■ Written task ■
From the entries below, copy out every line with "定期发放调查表" in it.

### Input for this task ###

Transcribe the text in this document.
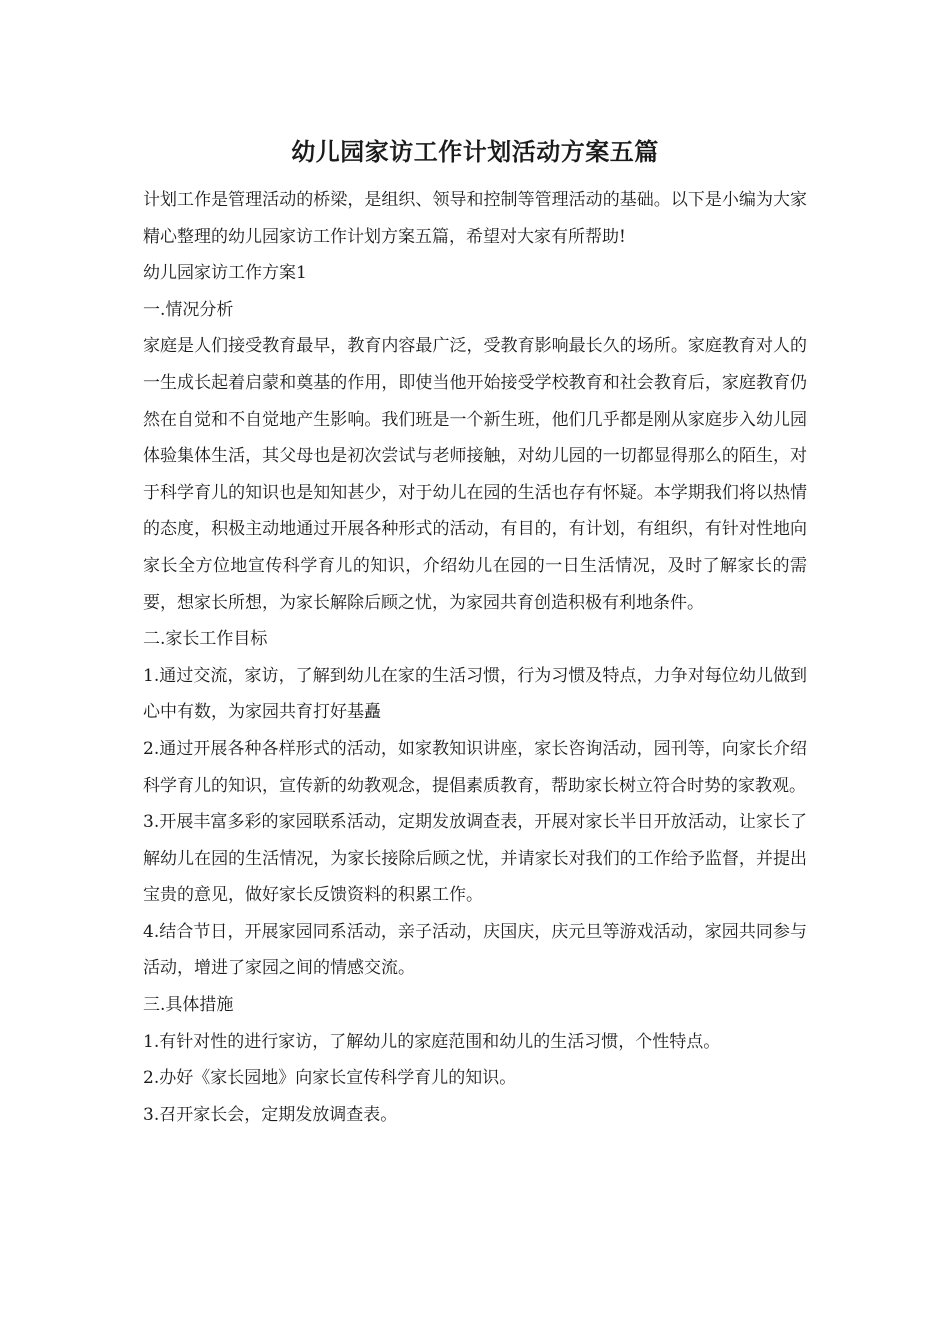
幼儿园家访工作计划活动方案五篇

计划工作是管理活动的桥梁，是组织、领导和控制等管理活动的基础。以下是小编为大家精心整理的幼儿园家访工作计划方案五篇，希望对大家有所帮助!

幼儿园家访工作方案1

一.情况分析

家庭是人们接受教育最早，教育内容最广泛，受教育影响最长久的场所。家庭教育对人的一生成长起着启蒙和奠基的作用，即使当他开始接受学校教育和社会教育后，家庭教育仍然在自觉和不自觉地产生影响。我们班是一个新生班，他们几乎都是刚从家庭步入幼儿园体验集体生活，其父母也是初次尝试与老师接触，对幼儿园的一切都显得那么的陌生，对于科学育儿的知识也是知知甚少，对于幼儿在园的生活也存有怀疑。本学期我们将以热情的态度，积极主动地通过开展各种形式的活动，有目的，有计划，有组织，有针对性地向家长全方位地宣传科学育儿的知识，介绍幼儿在园的一日生活情况，及时了解家长的需要，想家长所想，为家长解除后顾之忧，为家园共育创造积极有利地条件。

二.家长工作目标

1.通过交流，家访，了解到幼儿在家的生活习惯，行为习惯及特点，力争对每位幼儿做到心中有数，为家园共育打好基矗

2.通过开展各种各样形式的活动，如家教知识讲座，家长咨询活动，园刊等，向家长介绍科学育儿的知识，宣传新的幼教观念，提倡素质教育，帮助家长树立符合时势的家教观。

3.开展丰富多彩的家园联系活动，定期发放调查表，开展对家长半日开放活动，让家长了解幼儿在园的生活情况，为家长接除后顾之忧，并请家长对我们的工作给予监督，并提出宝贵的意见，做好家长反馈资料的积累工作。

4.结合节日，开展家园同系活动，亲子活动，庆国庆，庆元旦等游戏活动，家园共同参与活动，增进了家园之间的情感交流。

三.具体措施

1.有针对性的进行家访，了解幼儿的家庭范围和幼儿的生活习惯，个性特点。

2.办好《家长园地》向家长宣传科学育儿的知识。

3.召开家长会，定期发放调查表。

###

■ Answer to this exercise ■
3.开展丰富多彩的家园联系活动，定期发放调查表，开展对家长半日开放活动，让家长了解幼儿在园的生活情况，为家长接除后顾之忧，并请家长对我们的工作给予监督，并提出宝贵的意见，做好家长反馈资料的积累工作。
3.召开家长会，定期发放调查表。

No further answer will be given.